# START OF TASK DATA

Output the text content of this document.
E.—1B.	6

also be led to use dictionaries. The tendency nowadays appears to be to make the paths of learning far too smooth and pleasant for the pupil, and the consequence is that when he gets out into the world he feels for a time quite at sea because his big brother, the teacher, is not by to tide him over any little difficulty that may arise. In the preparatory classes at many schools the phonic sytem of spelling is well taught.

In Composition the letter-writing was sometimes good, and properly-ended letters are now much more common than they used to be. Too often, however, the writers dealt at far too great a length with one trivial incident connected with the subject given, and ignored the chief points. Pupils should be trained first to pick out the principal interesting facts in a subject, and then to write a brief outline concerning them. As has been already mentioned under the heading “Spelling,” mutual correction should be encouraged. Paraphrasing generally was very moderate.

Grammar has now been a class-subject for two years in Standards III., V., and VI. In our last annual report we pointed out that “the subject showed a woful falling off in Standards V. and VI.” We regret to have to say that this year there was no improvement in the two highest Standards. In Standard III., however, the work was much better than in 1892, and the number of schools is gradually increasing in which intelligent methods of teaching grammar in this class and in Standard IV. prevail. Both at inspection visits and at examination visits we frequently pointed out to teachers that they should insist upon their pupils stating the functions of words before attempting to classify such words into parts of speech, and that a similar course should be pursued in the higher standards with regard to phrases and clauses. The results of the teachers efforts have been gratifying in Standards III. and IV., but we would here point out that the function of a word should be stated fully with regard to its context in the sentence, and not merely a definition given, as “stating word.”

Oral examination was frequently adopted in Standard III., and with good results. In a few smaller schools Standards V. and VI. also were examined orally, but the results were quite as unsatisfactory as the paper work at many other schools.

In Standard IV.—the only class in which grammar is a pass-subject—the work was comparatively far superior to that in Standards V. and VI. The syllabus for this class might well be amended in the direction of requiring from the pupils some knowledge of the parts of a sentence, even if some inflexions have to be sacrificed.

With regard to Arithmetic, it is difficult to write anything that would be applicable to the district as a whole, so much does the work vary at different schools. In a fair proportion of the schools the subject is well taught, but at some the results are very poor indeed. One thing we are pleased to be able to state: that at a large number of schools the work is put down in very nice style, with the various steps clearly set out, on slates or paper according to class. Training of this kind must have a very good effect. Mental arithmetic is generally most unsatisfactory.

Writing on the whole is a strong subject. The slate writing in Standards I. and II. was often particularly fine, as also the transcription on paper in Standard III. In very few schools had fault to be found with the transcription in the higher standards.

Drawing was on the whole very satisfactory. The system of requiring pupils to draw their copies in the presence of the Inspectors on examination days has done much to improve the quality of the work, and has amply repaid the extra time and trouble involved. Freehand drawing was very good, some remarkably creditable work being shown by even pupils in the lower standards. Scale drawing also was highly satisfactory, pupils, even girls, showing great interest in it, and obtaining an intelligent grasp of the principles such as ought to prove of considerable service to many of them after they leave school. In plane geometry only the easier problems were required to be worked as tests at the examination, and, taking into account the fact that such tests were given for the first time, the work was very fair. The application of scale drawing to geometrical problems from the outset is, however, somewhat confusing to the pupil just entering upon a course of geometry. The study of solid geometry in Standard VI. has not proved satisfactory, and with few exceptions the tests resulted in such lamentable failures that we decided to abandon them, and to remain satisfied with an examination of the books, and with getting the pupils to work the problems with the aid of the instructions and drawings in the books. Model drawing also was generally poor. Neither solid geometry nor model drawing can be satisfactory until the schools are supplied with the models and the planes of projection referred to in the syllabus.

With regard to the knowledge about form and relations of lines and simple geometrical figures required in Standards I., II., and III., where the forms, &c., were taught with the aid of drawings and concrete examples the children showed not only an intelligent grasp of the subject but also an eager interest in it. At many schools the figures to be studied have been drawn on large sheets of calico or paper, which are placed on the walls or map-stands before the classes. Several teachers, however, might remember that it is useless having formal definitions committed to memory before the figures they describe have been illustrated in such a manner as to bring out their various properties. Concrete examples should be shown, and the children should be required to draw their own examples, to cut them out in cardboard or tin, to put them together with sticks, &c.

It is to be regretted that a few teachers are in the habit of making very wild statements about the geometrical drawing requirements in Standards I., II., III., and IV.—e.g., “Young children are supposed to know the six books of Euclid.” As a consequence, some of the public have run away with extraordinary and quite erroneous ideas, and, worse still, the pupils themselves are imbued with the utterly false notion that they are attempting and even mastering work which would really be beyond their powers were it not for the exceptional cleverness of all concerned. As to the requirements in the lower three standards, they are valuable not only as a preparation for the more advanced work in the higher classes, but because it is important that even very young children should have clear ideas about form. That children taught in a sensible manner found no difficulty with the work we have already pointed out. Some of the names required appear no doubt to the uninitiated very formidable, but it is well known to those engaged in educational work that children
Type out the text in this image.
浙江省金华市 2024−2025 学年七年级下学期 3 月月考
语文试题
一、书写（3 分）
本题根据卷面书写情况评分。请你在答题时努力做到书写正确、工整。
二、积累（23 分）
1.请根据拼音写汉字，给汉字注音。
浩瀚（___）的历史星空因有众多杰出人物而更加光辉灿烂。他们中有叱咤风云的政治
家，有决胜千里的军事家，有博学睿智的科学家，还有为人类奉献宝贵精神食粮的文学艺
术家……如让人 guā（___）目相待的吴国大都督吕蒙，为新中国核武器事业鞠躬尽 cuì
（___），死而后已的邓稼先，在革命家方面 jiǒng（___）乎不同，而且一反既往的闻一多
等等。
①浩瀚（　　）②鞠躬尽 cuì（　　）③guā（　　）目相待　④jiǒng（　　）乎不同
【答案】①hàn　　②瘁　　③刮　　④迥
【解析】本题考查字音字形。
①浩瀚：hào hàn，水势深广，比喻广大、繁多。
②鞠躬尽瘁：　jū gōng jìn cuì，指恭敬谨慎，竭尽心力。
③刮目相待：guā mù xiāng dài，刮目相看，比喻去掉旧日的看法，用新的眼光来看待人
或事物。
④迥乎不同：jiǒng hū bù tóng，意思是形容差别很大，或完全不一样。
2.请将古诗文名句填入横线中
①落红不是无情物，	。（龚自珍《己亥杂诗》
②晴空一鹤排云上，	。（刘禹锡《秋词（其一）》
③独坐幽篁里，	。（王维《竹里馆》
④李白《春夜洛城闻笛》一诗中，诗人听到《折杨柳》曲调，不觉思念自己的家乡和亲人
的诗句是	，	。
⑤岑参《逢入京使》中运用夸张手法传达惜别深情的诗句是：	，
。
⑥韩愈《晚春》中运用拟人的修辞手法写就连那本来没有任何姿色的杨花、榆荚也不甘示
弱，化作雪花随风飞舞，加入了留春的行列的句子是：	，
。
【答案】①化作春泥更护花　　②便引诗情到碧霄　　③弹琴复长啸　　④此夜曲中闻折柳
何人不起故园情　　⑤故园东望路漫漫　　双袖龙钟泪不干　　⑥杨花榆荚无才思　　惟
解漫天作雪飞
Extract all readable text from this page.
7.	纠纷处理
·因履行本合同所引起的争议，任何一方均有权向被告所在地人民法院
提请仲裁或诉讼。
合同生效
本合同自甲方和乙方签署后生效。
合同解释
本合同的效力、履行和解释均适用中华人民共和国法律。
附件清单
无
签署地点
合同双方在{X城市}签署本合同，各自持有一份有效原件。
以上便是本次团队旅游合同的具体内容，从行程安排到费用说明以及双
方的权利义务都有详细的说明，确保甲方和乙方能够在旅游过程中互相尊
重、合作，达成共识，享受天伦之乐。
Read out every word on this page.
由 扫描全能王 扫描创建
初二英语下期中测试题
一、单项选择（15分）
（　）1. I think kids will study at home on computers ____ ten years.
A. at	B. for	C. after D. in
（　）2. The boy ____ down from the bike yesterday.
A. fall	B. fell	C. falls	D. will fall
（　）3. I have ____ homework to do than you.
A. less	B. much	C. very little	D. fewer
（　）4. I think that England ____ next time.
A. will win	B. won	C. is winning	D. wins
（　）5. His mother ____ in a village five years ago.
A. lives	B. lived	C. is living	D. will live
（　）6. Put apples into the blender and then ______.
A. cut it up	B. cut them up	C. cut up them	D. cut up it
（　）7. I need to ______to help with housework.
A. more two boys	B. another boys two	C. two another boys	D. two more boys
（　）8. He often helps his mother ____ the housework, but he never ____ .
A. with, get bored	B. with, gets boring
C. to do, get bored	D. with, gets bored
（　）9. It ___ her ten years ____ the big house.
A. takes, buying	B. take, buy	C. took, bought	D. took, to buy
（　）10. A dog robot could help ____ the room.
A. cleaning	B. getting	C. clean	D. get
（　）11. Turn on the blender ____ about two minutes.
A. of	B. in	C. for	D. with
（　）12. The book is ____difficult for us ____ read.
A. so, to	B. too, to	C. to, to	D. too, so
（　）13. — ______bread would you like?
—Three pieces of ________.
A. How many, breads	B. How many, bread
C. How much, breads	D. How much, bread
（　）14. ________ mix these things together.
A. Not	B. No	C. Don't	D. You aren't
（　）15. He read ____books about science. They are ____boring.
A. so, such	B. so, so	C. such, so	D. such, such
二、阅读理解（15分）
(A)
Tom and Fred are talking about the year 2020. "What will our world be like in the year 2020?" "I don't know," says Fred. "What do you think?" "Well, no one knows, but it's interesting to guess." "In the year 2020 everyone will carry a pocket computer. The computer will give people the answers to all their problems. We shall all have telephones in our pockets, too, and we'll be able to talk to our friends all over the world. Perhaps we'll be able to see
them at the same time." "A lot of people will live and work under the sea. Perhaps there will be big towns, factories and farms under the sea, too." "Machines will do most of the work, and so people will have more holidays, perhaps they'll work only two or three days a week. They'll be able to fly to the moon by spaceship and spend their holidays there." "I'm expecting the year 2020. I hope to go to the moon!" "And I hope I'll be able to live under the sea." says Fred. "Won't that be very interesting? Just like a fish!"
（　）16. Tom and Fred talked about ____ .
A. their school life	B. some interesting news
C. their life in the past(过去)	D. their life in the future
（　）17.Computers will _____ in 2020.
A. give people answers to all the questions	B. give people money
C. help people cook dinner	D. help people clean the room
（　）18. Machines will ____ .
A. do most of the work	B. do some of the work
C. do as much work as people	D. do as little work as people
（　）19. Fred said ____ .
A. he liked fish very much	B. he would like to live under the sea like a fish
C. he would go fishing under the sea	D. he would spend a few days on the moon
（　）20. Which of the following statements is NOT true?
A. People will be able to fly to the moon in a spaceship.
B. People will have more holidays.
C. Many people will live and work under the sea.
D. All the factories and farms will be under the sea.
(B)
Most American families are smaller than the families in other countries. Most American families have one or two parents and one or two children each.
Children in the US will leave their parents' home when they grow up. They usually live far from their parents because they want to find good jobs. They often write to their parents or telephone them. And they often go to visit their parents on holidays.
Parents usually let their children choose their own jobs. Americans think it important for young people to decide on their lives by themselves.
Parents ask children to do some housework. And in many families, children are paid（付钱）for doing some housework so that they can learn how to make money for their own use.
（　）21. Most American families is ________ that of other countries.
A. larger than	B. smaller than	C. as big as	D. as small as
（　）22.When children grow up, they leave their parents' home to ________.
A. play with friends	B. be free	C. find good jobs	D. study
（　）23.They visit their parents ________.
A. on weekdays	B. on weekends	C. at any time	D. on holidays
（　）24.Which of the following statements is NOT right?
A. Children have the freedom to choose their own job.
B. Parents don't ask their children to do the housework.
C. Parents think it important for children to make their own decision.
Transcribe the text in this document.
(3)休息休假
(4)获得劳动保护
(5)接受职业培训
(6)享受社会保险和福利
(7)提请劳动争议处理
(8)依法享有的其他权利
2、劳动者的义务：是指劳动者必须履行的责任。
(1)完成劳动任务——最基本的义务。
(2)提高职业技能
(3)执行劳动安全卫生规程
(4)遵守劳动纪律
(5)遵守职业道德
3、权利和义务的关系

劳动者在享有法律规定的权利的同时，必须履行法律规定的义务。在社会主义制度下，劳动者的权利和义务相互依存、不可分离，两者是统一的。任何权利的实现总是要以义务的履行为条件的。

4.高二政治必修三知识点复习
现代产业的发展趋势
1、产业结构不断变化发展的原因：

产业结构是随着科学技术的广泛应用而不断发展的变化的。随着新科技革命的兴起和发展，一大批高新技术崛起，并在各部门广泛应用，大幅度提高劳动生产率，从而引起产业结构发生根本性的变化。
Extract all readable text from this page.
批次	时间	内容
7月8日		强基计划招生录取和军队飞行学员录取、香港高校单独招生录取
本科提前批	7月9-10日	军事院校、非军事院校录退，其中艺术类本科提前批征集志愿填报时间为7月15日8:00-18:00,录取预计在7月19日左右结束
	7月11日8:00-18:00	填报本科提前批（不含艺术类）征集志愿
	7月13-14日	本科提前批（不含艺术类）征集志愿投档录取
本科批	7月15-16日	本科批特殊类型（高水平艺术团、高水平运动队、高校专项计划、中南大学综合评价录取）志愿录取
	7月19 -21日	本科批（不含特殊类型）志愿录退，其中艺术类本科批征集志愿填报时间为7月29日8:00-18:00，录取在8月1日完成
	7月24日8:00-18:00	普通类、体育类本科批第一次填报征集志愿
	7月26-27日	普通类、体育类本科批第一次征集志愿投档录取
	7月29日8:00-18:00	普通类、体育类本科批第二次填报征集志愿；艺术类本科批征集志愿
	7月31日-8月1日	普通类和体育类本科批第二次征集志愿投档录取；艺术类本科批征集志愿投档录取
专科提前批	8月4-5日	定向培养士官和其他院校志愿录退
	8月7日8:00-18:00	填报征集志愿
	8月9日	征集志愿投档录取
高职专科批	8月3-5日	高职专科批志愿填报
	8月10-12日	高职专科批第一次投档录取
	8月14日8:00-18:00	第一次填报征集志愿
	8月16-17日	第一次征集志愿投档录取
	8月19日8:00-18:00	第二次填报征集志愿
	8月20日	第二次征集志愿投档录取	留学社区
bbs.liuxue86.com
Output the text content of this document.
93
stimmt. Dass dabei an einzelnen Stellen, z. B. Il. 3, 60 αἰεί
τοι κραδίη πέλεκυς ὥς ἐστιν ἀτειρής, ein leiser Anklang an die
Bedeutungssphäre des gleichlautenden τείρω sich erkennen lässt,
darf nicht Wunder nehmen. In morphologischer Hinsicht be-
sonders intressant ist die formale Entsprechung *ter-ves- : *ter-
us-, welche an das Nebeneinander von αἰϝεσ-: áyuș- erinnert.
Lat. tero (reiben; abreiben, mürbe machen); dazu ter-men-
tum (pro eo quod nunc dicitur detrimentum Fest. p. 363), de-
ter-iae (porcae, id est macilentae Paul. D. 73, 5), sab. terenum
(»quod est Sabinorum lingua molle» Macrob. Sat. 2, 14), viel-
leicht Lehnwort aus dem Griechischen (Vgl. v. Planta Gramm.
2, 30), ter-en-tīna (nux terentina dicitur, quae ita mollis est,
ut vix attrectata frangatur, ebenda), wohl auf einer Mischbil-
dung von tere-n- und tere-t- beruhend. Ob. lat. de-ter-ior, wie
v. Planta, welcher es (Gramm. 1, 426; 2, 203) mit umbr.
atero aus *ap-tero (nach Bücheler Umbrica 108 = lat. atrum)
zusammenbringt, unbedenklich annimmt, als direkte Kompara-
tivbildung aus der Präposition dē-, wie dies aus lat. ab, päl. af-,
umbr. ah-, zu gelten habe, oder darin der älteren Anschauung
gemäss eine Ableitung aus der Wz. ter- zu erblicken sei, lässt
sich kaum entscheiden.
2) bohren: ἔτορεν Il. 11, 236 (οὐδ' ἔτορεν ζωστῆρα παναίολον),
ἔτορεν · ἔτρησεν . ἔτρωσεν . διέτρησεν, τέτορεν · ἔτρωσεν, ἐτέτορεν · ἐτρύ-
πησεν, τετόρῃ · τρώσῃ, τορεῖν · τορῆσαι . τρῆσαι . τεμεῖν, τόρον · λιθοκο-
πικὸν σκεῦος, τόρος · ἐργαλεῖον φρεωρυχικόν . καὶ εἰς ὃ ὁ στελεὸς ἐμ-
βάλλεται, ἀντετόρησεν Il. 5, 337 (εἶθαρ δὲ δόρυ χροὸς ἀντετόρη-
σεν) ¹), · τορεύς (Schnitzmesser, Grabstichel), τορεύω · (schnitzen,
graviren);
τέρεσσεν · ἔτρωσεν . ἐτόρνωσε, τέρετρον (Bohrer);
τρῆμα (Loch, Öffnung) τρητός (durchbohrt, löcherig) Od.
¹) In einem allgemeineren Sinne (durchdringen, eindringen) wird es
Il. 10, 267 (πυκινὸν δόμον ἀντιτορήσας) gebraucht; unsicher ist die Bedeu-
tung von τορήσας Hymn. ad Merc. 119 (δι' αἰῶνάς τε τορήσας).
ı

# END OF TASK DATA

CHALLENGE:
Give only the number of lines in the records that include the word "spend".

RESPONSE FOR THIS EXERCISE:
2